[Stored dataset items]
--- Start ---

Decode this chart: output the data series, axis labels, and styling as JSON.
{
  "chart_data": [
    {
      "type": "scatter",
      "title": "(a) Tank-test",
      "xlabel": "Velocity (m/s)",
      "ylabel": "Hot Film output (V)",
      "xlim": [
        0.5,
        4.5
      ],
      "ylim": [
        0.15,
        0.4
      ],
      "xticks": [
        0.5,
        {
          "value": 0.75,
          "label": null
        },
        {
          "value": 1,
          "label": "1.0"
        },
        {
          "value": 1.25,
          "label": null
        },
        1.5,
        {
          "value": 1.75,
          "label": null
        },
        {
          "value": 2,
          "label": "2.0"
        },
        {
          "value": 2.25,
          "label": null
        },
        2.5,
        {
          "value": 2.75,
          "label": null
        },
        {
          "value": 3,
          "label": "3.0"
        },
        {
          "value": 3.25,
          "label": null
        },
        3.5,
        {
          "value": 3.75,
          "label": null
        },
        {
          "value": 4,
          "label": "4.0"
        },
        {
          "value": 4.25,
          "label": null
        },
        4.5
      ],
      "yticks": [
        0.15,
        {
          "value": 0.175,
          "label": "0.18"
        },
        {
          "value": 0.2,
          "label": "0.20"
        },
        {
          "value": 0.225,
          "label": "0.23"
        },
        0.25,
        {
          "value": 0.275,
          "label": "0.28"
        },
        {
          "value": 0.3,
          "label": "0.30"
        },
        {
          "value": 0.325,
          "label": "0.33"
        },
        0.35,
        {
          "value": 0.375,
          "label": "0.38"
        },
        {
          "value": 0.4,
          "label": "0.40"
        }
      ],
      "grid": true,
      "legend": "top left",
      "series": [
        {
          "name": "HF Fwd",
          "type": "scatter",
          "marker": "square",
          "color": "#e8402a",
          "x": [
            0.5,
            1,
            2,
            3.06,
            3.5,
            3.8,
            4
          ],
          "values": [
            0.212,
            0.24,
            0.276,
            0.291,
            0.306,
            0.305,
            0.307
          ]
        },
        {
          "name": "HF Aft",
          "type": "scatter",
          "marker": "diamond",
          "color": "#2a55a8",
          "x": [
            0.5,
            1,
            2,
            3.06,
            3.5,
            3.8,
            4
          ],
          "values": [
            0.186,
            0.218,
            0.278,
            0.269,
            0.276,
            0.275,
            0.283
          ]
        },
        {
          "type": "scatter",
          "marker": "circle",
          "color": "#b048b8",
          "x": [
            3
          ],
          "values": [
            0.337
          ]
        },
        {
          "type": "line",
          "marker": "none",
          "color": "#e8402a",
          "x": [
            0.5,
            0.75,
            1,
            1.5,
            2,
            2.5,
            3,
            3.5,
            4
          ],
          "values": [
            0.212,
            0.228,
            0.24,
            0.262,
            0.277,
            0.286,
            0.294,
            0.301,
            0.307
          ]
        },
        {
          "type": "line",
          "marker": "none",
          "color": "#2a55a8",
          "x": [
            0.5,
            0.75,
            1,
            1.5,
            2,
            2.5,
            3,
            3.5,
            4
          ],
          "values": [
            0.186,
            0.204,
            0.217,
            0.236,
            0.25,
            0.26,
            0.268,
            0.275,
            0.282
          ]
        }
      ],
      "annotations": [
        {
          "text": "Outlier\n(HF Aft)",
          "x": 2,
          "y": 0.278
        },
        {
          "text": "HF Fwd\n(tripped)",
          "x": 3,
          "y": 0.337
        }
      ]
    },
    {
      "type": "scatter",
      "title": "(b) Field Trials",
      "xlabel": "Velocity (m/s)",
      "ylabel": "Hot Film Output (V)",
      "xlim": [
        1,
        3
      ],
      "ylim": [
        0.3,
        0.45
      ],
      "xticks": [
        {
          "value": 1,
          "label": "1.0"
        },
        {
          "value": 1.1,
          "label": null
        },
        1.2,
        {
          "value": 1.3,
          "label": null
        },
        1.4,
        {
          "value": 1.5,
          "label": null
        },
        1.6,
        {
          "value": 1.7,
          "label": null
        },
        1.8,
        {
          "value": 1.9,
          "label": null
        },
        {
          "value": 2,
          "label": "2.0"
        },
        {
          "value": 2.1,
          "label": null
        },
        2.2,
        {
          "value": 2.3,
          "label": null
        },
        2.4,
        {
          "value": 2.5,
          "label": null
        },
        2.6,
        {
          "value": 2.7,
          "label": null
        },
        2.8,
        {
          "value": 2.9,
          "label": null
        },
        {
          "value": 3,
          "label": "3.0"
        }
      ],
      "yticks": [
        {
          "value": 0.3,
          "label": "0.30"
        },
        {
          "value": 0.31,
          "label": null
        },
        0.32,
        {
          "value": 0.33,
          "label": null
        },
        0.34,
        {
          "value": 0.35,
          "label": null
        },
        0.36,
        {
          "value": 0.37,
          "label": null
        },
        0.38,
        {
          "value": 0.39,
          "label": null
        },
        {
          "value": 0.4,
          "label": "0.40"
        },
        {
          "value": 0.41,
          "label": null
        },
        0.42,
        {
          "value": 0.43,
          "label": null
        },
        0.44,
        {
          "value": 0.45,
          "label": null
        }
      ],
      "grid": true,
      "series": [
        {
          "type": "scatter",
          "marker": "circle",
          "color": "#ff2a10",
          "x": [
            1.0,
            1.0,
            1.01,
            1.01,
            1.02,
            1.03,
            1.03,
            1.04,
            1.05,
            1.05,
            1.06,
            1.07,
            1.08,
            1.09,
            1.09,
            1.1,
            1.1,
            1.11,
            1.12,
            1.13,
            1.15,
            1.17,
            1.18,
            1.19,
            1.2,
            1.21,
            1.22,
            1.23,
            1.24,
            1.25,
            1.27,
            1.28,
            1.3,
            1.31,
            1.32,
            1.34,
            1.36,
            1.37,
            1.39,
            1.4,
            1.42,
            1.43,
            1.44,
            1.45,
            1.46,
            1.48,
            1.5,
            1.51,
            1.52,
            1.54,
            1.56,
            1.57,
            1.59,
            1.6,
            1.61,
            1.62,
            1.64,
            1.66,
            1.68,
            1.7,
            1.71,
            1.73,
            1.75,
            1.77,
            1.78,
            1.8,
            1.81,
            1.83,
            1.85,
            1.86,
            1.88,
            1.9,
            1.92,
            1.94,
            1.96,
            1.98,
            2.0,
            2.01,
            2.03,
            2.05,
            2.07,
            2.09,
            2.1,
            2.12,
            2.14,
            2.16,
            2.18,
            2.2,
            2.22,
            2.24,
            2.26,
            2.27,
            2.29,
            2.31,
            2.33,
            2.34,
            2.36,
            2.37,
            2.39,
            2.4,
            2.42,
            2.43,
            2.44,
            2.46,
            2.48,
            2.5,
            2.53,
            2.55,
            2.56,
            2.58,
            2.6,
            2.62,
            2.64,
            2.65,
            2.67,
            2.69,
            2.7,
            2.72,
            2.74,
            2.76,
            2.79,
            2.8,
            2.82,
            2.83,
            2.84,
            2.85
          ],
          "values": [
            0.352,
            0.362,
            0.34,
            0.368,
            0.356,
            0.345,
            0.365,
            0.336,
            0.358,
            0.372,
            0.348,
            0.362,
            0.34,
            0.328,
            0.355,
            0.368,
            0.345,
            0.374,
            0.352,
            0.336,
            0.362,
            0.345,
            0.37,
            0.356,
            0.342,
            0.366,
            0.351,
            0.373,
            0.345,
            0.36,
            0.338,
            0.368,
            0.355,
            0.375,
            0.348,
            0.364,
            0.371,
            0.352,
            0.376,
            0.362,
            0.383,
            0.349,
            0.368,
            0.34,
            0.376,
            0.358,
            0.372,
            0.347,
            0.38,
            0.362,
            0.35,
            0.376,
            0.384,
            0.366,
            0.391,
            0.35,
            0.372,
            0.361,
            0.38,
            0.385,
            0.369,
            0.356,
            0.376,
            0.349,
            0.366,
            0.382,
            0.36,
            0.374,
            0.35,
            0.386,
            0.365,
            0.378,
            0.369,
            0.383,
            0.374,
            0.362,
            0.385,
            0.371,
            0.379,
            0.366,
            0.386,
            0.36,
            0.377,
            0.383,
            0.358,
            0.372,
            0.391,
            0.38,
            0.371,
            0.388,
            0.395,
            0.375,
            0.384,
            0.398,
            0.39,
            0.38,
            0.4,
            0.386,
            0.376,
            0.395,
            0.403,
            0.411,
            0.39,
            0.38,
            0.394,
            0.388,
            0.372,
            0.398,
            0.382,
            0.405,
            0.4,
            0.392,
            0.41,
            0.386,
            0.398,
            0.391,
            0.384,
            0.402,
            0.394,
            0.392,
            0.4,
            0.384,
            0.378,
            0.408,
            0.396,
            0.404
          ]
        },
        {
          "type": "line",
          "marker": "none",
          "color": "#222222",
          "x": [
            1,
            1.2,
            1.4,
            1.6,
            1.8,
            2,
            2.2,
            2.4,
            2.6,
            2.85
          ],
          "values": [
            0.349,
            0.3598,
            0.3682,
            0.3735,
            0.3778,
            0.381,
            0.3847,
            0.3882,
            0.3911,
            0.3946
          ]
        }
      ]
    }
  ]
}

--- End ---

### WHAT YOU SHOULD DO
Go through the material above and count the lines that contain "color"; answer with the number alone.

### RESULT
7